| Provided entries |

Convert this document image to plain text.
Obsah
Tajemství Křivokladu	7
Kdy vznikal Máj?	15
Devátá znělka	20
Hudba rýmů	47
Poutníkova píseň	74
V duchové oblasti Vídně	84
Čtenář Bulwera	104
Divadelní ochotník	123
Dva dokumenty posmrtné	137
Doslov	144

| Short task |
The records above are to be copied in full, exactly as written.

| Response |
Convert this document image to plain text.
Obsah
Tajemství Křivokladu	7
Kdy vznikal Máj?	15
Devátá znělka	20
Hudba rýmů	47
Poutníkova píseň	74
V duchové oblasti Vídně	84
Čtenář Bulwera	104
Divadelní ochotník	123
Dva dokumenty posmrtné	137
Doslov	144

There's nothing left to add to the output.